§ Work to be completed
Your task is to copy each line that has the word "многоквартирного".

§ Provided data
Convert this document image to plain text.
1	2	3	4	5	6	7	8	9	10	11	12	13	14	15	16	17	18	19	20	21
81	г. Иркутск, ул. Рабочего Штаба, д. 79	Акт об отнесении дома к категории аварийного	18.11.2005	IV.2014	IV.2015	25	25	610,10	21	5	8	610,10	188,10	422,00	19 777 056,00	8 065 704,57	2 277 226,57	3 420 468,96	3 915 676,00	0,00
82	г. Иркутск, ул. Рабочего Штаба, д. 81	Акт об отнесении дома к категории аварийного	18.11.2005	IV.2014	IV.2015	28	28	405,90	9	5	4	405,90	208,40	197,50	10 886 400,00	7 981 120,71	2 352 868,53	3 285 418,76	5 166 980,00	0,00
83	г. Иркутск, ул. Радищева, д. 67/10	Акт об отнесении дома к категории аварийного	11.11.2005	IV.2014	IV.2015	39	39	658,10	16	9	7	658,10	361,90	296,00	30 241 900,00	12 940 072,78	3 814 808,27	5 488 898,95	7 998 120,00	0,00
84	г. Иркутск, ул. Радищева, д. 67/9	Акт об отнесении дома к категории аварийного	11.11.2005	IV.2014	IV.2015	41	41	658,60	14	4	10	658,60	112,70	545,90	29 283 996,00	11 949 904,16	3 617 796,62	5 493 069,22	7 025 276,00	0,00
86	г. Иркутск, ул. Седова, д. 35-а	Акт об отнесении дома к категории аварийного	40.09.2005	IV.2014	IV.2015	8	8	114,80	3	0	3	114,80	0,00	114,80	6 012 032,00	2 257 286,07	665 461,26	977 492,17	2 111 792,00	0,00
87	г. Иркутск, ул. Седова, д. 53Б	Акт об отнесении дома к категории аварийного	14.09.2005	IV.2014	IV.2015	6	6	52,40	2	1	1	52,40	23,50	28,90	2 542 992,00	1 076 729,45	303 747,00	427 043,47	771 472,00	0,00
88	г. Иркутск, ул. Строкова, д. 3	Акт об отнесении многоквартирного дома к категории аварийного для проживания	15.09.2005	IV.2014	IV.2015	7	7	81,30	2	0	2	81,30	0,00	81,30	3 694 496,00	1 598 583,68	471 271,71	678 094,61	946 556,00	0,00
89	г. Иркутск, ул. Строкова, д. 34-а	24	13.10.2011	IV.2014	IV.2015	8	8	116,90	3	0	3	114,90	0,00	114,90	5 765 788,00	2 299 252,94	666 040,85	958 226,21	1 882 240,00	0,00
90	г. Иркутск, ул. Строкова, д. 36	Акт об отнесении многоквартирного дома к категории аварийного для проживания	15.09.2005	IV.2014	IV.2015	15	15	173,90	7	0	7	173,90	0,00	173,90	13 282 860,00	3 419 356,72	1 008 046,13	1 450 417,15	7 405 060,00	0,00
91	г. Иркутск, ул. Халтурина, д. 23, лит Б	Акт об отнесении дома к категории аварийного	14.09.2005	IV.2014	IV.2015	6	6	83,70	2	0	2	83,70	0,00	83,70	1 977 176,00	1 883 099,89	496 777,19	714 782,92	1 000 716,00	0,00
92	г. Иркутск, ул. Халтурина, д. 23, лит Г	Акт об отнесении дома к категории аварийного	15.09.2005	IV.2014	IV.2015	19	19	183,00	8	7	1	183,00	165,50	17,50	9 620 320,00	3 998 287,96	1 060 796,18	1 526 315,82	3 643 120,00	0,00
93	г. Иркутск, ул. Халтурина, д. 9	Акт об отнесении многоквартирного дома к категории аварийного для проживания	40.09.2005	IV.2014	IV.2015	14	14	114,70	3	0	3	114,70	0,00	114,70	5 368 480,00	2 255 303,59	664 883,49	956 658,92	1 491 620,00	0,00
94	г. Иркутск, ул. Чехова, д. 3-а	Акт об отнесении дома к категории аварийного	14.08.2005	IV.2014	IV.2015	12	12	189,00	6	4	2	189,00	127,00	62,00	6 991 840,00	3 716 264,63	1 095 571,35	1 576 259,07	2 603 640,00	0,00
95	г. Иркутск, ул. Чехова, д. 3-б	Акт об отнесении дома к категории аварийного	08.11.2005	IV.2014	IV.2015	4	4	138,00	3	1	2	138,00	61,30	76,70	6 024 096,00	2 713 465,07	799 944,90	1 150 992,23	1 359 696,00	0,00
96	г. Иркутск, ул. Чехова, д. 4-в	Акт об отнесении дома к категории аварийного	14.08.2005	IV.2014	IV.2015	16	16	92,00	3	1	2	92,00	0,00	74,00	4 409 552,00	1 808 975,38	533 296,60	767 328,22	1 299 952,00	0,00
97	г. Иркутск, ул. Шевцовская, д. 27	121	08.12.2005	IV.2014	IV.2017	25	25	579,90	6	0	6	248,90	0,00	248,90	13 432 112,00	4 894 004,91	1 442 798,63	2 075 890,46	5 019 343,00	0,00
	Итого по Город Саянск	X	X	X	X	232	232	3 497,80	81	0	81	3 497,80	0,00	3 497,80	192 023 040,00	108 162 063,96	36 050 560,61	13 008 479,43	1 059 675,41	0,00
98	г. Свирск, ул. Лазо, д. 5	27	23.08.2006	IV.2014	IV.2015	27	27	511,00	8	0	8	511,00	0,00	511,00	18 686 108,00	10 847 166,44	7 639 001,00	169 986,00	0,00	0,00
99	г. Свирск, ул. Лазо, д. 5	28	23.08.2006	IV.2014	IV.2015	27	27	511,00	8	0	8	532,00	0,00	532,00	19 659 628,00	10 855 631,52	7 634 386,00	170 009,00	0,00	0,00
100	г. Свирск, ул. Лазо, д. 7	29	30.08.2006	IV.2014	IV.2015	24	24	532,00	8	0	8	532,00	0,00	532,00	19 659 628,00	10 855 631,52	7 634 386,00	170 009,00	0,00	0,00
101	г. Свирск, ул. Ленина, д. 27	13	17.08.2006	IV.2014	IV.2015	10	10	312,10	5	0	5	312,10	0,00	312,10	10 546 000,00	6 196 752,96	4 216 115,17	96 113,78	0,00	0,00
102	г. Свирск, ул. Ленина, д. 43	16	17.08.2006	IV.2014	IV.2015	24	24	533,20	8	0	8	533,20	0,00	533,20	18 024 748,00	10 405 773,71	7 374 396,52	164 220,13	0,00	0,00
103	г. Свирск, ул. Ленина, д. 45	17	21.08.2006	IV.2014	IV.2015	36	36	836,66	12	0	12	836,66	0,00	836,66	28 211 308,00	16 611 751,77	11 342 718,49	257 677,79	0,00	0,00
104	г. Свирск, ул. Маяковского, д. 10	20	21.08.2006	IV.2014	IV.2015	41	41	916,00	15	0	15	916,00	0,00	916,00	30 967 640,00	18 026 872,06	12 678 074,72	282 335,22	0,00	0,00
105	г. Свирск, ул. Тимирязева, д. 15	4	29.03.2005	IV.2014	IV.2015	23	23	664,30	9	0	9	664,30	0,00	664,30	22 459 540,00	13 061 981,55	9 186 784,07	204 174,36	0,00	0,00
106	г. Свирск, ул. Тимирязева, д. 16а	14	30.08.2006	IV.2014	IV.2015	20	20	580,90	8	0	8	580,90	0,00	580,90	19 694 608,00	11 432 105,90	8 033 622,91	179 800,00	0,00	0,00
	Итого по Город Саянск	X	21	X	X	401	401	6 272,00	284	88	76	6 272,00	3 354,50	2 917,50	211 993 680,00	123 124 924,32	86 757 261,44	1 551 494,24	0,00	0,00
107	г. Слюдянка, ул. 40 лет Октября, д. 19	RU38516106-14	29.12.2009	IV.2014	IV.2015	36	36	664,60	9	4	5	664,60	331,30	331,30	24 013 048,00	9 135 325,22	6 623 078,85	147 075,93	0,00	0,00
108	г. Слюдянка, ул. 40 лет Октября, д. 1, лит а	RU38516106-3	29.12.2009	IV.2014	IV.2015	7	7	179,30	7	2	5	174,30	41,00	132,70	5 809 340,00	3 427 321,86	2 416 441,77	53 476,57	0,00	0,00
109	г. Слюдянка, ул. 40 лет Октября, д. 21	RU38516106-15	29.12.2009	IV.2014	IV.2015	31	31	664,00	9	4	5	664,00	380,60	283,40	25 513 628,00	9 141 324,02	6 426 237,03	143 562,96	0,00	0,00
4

§ Exercise answer
88	г. Иркутск, ул. Строкова, д. 3	Акт об отнесении многоквартирного дома к категории аварийного для проживания	15.09.2005	IV.2014	IV.2015	7	7	81,30	2	0	2	81,30	0,00	81,30	3 694 496,00	1 598 583,68	471 271,71	678 094,61	946 556,00	0,00
90	г. Иркутск, ул. Строкова, д. 36	Акт об отнесении многоквартирного дома к категории аварийного для проживания	15.09.2005	IV.2014	IV.2015	15	15	173,90	7	0	7	173,90	0,00	173,90	13 282 860,00	3 419 356,72	1 008 046,13	1 450 417,15	7 405 060,00	0,00
93	г. Иркутск, ул. Халтурина, д. 9	Акт об отнесении многоквартирного дома к категории аварийного для проживания	40.09.2005	IV.2014	IV.2015	14	14	114,70	3	0	3	114,70	0,00	114,70	5 368 480,00	2 255 303,59	664 883,49	956 658,92	1 491 620,00	0,00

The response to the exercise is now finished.